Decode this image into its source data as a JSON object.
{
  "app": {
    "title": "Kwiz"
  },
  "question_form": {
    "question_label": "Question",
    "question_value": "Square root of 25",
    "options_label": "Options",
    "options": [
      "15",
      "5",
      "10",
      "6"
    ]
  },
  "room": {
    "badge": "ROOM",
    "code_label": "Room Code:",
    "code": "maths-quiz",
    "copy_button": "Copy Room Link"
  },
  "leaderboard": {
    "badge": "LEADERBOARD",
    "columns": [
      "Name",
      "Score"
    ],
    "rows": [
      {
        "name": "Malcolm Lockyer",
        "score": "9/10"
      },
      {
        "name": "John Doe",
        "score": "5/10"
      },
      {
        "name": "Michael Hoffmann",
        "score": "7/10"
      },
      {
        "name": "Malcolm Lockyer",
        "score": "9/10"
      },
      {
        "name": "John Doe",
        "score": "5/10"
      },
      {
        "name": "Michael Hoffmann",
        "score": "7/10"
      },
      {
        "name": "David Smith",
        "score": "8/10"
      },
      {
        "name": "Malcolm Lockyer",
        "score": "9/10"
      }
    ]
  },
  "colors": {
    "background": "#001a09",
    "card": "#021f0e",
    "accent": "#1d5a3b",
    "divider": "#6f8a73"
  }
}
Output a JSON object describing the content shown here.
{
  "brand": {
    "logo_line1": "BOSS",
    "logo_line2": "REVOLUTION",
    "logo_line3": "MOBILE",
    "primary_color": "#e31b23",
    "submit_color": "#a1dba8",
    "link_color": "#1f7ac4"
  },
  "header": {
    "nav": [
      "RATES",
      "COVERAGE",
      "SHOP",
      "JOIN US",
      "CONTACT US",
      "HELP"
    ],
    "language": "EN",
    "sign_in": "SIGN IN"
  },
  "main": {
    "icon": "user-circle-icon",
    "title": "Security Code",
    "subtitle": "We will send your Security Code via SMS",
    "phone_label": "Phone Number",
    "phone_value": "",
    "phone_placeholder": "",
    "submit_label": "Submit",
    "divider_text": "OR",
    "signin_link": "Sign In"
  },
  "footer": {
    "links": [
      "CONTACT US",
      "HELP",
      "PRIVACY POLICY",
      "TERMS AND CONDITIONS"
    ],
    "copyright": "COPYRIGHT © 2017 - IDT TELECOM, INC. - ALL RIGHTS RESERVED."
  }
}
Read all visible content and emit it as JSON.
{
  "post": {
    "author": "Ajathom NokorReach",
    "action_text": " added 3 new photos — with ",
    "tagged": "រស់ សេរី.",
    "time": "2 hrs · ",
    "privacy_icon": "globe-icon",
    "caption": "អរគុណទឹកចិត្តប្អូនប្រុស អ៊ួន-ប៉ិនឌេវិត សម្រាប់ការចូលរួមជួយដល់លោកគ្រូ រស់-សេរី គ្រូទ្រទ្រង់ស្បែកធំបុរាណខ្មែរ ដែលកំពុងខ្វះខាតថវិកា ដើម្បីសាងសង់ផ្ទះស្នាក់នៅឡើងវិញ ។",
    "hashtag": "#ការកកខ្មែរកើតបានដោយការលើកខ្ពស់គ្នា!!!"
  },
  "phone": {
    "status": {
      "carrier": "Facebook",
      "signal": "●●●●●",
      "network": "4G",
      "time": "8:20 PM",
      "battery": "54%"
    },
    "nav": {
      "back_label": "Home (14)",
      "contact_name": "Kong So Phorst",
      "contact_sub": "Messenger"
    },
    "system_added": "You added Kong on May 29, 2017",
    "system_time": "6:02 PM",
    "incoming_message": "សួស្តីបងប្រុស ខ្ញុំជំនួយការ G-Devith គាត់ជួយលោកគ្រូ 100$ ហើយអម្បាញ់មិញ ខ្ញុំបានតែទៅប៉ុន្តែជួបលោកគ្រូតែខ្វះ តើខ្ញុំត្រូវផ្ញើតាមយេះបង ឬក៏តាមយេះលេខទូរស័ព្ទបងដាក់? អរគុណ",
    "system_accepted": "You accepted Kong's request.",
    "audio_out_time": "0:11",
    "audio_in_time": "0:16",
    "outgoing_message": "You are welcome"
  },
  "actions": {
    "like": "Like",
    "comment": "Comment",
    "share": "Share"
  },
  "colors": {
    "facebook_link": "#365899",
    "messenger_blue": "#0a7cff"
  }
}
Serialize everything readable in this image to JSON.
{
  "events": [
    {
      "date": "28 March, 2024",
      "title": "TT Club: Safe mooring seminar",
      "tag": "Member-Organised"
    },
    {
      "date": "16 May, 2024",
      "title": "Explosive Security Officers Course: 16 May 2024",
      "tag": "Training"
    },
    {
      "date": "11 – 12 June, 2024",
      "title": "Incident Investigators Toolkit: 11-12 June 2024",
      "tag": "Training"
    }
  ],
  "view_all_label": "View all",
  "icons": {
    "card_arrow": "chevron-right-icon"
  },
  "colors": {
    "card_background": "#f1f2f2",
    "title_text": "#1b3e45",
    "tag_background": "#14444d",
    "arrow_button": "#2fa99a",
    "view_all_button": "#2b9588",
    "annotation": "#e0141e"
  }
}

════════════════════

Task goal:
Go through the data above and find the lines with the word "Kong". Copy each of those lines.

Reply to the task:
      "contact_name": "Kong So Phorst",
    "system_added": "You added Kong on May 29, 2017",
    "system_accepted": "You accepted Kong's request.",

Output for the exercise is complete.